- Exercise directions:
Collect every line of the records below that contains the word "door".
>> START
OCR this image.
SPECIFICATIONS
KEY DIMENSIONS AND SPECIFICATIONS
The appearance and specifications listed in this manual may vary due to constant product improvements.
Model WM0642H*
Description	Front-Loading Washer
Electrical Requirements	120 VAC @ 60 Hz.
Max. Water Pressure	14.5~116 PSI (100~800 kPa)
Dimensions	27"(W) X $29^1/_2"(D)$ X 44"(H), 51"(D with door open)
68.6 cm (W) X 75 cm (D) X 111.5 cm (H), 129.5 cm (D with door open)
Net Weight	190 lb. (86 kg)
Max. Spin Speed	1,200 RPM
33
>> END
>> START
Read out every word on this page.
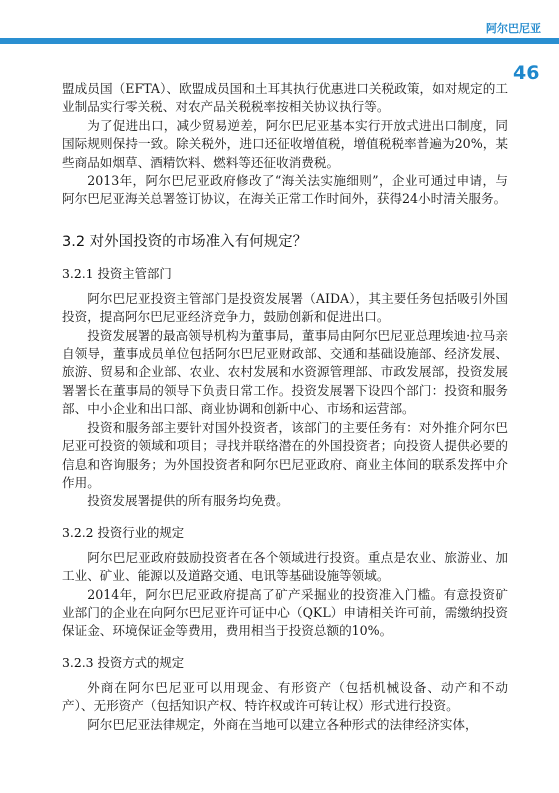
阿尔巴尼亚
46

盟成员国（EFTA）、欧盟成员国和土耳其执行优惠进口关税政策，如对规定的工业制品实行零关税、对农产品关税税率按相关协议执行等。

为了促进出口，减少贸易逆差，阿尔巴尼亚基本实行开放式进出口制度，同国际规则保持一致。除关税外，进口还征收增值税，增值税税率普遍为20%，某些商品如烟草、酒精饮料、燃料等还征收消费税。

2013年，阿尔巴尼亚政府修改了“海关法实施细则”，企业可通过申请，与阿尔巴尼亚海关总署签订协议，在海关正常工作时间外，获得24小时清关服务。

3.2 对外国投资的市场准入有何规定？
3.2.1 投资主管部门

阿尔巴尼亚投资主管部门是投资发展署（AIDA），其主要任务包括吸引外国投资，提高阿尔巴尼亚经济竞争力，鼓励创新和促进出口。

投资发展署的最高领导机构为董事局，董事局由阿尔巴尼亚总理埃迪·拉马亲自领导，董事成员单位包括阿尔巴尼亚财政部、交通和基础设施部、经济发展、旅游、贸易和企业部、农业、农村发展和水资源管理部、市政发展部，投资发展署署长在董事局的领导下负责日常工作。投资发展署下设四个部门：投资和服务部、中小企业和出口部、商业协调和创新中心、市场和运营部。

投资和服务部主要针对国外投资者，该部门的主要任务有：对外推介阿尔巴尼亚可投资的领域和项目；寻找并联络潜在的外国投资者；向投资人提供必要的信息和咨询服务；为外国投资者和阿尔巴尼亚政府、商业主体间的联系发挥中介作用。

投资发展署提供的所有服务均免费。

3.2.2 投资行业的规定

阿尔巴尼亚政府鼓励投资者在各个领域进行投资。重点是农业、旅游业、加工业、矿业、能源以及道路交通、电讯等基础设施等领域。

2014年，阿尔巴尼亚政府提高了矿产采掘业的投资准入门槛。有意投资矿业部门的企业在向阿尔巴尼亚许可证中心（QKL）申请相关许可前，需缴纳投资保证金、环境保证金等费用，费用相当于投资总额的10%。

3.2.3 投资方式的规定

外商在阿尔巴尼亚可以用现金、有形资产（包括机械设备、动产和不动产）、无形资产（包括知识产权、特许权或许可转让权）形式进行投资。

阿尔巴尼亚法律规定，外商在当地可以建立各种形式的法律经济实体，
>> END
- Reply to the task:
Dimensions	27"(W) X $29^1/_2"(D)$ X 44"(H), 51"(D with door open)
68.6 cm (W) X 75 cm (D) X 111.5 cm (H), 129.5 cm (D with door open)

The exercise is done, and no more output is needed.